══ Fragmento

Un auténtico pastor cristiano

Por Juan Bolívar Díaz

Hace diez días al leer la edición de julio de la revista Amigo del Hogar, entre los múltiples recuerdos del padre Emiliano Tardif me encontré con un artículo del reverendo Darío Taveras con el largo título de “Monseñor Pepén, testigo del Dios que libera del miedo a su pueblo”.

 No puedo ocultar que esos tres nombres juntos me causaron emoción, al devolverme a tiempos   inolvidables, en que compartí con ellos no sólo la fé y las prácticas religiosas, sino también el compromiso de los cristianos a favor de los más humildes, de los necesitados, del prójimo. Es decir la lucha por un mundo de justicia y solidaridad.

 Reconocí de inmediato que tengo un artículo pendiente sobre el padre Tardif, por cuya santidad de vida el arzobispo de Santo Domingo y cardenal Nicolás López Rodríguez anunció recientemente el inicio de una causa de beatificación, como primer escalón para ser declarado santo.

 Pero me propuse primero cumplir la obligación moral de ponderar la vida de monseñor Pepén, antes de que se nos vaya. Como ocurre frecuentemente, tenía varios temas y el viernes 20 decidí aplazar ese compromiso, ignorando que el prelado estaba justamente tocando las puertas del infinito. Falleció al día siguiente, lo que quiere decir que el artículo hubiese quedado desactualizado para la edición del domingo..

════
══ Datos de entrada

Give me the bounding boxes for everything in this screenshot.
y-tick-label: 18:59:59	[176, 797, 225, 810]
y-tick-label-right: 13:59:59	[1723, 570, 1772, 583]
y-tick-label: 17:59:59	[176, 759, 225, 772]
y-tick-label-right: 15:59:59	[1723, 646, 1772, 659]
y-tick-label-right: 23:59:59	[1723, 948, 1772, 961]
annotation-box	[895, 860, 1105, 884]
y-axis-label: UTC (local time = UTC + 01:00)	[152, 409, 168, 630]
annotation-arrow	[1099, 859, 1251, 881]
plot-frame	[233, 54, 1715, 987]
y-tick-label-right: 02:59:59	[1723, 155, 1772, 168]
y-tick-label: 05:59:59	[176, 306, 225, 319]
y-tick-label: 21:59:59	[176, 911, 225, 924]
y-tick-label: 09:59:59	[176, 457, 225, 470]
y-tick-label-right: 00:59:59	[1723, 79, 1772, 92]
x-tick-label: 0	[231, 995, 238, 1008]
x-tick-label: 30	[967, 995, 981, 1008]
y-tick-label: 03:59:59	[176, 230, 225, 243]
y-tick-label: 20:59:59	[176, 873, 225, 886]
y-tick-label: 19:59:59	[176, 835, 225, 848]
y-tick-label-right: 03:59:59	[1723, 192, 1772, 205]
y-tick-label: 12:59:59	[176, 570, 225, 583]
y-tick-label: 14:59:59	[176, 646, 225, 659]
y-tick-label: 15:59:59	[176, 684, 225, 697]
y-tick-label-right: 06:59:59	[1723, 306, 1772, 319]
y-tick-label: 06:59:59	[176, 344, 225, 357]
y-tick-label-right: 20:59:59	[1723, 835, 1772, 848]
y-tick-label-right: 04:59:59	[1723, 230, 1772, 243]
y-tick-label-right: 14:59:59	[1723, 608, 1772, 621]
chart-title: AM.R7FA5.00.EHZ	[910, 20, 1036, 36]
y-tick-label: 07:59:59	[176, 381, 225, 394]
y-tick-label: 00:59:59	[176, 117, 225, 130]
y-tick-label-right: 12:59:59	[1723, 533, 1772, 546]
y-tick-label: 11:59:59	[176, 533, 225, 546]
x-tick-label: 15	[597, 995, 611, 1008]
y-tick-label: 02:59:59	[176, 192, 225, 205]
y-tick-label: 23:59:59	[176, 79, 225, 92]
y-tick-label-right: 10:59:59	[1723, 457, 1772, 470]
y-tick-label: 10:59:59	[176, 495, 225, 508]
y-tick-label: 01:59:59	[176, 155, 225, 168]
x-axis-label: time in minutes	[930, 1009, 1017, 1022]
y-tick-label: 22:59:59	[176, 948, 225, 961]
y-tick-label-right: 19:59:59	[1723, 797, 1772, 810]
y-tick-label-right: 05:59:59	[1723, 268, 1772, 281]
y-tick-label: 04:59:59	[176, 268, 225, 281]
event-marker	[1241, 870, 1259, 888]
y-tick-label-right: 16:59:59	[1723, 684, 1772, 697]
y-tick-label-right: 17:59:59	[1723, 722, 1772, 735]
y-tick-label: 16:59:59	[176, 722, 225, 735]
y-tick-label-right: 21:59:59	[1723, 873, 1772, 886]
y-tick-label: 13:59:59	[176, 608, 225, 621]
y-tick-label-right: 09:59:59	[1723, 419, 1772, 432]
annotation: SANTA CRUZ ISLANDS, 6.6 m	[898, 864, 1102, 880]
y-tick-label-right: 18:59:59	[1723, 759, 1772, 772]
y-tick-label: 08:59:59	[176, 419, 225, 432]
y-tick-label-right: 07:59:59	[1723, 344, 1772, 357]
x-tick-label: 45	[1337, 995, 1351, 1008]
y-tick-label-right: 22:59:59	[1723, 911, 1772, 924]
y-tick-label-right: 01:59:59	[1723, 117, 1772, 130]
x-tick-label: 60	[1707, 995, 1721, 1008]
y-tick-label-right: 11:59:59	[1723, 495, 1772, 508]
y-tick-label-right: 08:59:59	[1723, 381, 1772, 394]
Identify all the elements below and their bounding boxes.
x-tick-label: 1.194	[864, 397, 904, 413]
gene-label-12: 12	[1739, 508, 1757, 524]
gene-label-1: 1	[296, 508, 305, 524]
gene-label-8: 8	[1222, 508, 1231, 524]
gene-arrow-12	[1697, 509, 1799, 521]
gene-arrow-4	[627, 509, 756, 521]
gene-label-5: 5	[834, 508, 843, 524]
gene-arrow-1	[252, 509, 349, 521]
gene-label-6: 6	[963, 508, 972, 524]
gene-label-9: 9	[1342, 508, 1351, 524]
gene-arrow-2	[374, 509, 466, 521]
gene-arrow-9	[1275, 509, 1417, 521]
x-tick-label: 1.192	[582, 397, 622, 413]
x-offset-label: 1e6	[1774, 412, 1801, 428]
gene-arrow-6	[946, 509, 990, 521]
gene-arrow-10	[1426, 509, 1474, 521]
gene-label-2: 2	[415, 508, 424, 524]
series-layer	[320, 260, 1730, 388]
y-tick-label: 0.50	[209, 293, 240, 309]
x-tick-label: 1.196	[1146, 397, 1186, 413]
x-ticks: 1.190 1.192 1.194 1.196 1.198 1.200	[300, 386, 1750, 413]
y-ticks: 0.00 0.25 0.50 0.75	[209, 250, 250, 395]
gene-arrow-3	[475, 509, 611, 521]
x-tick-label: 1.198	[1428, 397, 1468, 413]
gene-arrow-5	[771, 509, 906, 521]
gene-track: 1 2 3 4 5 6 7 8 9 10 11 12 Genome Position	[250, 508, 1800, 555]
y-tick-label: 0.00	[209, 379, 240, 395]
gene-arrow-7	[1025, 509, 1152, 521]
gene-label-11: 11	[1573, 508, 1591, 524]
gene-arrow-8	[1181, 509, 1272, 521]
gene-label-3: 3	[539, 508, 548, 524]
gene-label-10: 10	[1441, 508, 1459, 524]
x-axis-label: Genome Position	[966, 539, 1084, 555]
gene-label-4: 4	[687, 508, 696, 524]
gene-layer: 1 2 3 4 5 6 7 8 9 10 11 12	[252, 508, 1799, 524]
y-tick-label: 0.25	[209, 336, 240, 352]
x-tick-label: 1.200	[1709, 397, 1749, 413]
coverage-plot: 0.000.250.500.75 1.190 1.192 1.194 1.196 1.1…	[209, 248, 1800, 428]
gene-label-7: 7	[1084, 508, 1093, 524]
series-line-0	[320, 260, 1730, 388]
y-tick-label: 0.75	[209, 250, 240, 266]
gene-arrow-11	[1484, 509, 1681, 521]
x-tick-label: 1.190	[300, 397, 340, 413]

════

- Instrucciones:
(1) En el artículo sobre monseñor Pepén, ¿quién firma el texto de la revista Amigo del Hogar titulado “Monseñor Pepén, testigo del Dios que libera del miedo a su pueblo”?
(2) Escribe la continuación del artículo sobre monseñor Pepén a partir de su última oración.

- Respuestas:
(1) El reverendo Darío Taveras.

(2)
 Expiró en el entorno familiar donde se había refugiado toda la vida, huyendo de la soledad y de las enfermedades que lo acosaron desde la infancia, pese a lo cual registró la cifra de 87 años. Creo que hacía una década que lo ví la última vez y siempre parecía estar despidiéndose, pero sobrevivía.

Era un muchacho seminarista cuando conocí a Pepén, recién designado primer obispo de la nueva diócesis de Higuey, creada en octubre de 1959. Tuve oportunidad de vincularme a su querida familia, lo que me permitió reconocer su entorno original y algunas de sus intimidades.

 Fue sin duda el más humilde de los prelados de su generación, con tono de voz   por momentos apenas perceptible y que parecía pedir perdón cuando tenía que disentir del contertulio. Era profundamente afectuoso y respetuoso de las diferencias y pluralidades.

 A su juventud se le atribuyó el haber sido de los primeros obispos dominicanos que previeron la necesidad de buscar distancia del tirano Rafael Leonidas Trujillo que había doblegado a la Iglesia como a casi todo lo que se movía en la nación de mediados del siglo pasado. El artículo de Taveras recoge el dato: Pepén se llegó ante el Nuncio Zanini en enero de 1960 planteándole que “esto no puede seguir así, la iglesia tiene que levantar su voz”. Y pocos días después, comenzó a levantarla con la pastoral del 25 de enero en la que imploró por los que eran víctimas de persecución.

 El primer obispo de la diócesis de Higuey no llegó al cargo para congraciarse más que con Dios y por eso fue un intransigente defensor de los humildes, especialmente de los campesinos despojados en esa región, por lo que evadía las mesas de los potentados, que lo declararon no grato y lograron su traslado hacia Santo Domingo en 1975, donde fue Obispo Auxiliar hasta su retiro a los 75 años, como manda el cánon pontificio.

Tuvimos oportunidad de tratarlo como presidente de la Comisión Episcopal para los Medios de Comunicación, que fue durante años turbulentos. Con la humildad que lo caracterizaba se dejó guiar del comunicólogo padre Villaverde y volvió a estar asociado a lo justo, a la búsqueda de nuevos caminos.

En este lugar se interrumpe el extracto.